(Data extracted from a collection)
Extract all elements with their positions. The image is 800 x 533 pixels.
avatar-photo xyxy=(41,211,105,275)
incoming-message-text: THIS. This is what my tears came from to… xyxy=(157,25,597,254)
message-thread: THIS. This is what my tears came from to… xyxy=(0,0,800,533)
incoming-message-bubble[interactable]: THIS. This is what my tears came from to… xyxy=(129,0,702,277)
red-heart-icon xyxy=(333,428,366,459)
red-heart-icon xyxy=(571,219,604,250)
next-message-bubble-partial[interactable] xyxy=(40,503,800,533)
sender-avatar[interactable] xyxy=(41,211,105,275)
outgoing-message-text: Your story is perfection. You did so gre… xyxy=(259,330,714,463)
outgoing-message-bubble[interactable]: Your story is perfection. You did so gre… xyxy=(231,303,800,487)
--
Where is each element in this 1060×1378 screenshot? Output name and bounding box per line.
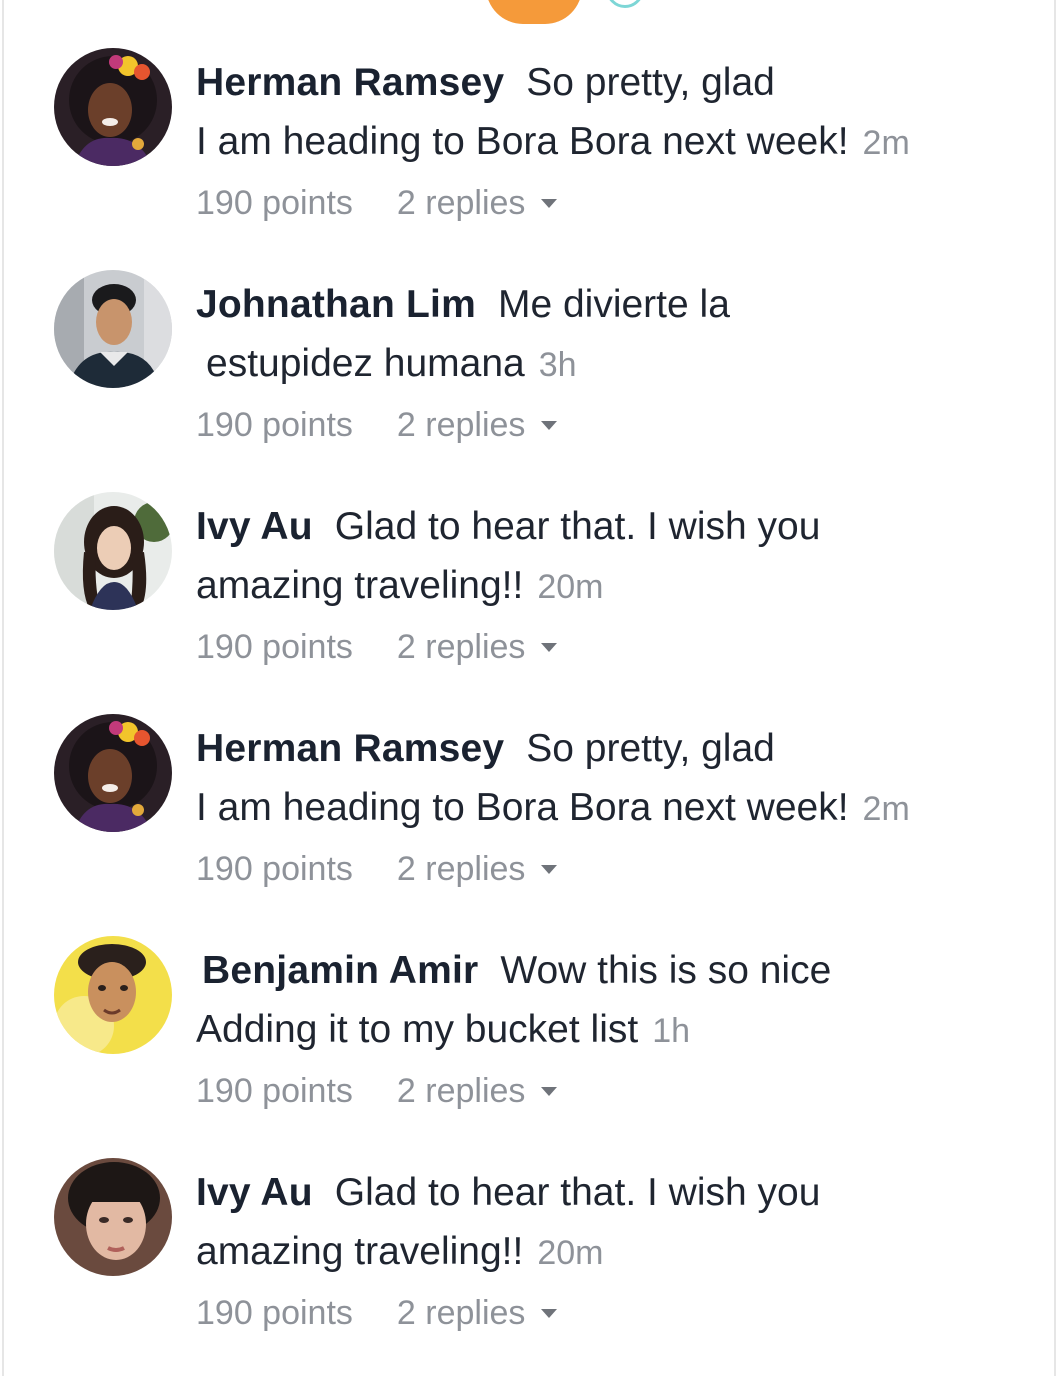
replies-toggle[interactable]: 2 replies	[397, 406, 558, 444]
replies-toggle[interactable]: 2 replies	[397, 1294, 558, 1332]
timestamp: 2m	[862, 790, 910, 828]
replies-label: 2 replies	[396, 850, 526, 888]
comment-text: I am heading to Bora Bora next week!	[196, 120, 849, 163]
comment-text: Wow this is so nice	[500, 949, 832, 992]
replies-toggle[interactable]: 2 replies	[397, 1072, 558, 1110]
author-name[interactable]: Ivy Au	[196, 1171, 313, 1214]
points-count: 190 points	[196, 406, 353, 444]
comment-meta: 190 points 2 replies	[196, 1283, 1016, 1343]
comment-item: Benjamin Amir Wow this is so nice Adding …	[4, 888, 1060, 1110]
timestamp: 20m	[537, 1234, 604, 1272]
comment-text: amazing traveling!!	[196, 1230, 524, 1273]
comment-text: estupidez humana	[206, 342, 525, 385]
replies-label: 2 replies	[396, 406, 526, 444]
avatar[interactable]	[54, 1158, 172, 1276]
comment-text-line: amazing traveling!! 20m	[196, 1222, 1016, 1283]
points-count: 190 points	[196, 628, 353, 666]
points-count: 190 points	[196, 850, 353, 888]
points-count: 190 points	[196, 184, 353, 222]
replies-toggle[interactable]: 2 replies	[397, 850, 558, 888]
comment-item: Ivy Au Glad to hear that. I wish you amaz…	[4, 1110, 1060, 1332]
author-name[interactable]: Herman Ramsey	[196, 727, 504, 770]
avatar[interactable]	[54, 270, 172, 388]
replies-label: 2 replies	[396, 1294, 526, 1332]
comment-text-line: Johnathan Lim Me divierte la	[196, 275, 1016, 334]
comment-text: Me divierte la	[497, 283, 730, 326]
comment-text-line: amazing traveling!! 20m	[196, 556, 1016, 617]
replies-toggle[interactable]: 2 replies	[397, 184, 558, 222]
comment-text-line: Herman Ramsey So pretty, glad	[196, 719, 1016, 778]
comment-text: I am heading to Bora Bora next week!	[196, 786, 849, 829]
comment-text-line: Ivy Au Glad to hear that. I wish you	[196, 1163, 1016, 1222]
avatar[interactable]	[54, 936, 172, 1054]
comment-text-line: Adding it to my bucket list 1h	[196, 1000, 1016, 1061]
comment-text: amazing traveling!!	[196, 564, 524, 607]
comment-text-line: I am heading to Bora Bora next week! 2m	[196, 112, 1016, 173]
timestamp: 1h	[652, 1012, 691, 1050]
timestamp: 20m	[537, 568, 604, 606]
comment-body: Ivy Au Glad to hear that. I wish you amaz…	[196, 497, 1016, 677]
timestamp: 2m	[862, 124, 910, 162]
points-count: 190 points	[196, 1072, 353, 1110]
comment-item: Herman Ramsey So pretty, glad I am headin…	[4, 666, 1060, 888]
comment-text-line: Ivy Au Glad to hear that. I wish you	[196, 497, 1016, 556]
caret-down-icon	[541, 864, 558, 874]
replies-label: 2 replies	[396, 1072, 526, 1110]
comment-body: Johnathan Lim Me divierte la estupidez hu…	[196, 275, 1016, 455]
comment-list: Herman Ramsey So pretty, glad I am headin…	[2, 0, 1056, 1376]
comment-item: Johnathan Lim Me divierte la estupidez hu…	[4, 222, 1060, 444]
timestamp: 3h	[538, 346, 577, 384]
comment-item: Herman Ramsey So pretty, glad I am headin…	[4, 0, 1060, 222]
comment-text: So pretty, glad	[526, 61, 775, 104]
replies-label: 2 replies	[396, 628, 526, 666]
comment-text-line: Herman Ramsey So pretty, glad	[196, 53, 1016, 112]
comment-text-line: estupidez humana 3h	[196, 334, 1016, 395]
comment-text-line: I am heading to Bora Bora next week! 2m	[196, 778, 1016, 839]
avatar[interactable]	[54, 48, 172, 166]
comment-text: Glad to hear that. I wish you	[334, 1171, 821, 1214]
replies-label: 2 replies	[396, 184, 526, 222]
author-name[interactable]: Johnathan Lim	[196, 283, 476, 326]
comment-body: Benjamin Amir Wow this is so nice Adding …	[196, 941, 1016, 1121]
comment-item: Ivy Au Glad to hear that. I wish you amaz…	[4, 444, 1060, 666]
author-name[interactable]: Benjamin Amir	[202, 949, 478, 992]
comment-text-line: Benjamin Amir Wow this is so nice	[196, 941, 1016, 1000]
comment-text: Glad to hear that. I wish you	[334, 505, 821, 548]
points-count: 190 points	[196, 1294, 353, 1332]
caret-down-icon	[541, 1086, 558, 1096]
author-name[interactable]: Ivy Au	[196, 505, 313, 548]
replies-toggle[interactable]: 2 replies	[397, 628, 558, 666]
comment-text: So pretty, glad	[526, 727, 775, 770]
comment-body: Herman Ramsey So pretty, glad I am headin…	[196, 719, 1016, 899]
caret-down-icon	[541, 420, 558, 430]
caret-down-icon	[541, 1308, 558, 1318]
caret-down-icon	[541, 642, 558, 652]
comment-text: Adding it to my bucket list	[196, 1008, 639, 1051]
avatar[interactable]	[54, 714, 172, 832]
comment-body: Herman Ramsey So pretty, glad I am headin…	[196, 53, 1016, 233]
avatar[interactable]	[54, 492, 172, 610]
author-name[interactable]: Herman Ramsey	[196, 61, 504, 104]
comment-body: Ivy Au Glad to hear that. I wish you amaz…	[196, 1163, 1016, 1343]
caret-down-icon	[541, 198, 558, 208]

◆ **REQUIRED WORK**:
Rewrite the rows between the line holding "Extract all elements" and the line holding "outgoing-message-bubble[interactable]: Your story", inclusive, with "red-heart-icon" swapped for "heart-icon" and nothing else changed.

◆ **TASK RESPONSE**:
Extract all elements with their positions. The image is 800 x 533 pixels.
avatar-photo xyxy=(41,211,105,275)
incoming-message-text: THIS. This is what my tears came from to… xyxy=(157,25,597,254)
message-thread: THIS. This is what my tears came from to… xyxy=(0,0,800,533)
incoming-message-bubble[interactable]: THIS. This is what my tears came from to… xyxy=(129,0,702,277)
heart-icon xyxy=(333,428,366,459)
heart-icon xyxy=(571,219,604,250)
next-message-bubble-partial[interactable] xyxy=(40,503,800,533)
sender-avatar[interactable] xyxy=(41,211,105,275)
outgoing-message-text: Your story is perfection. You did so gre… xyxy=(259,330,714,463)
outgoing-message-bubble[interactable]: Your story is perfection. You did so gre… xyxy=(231,303,800,487)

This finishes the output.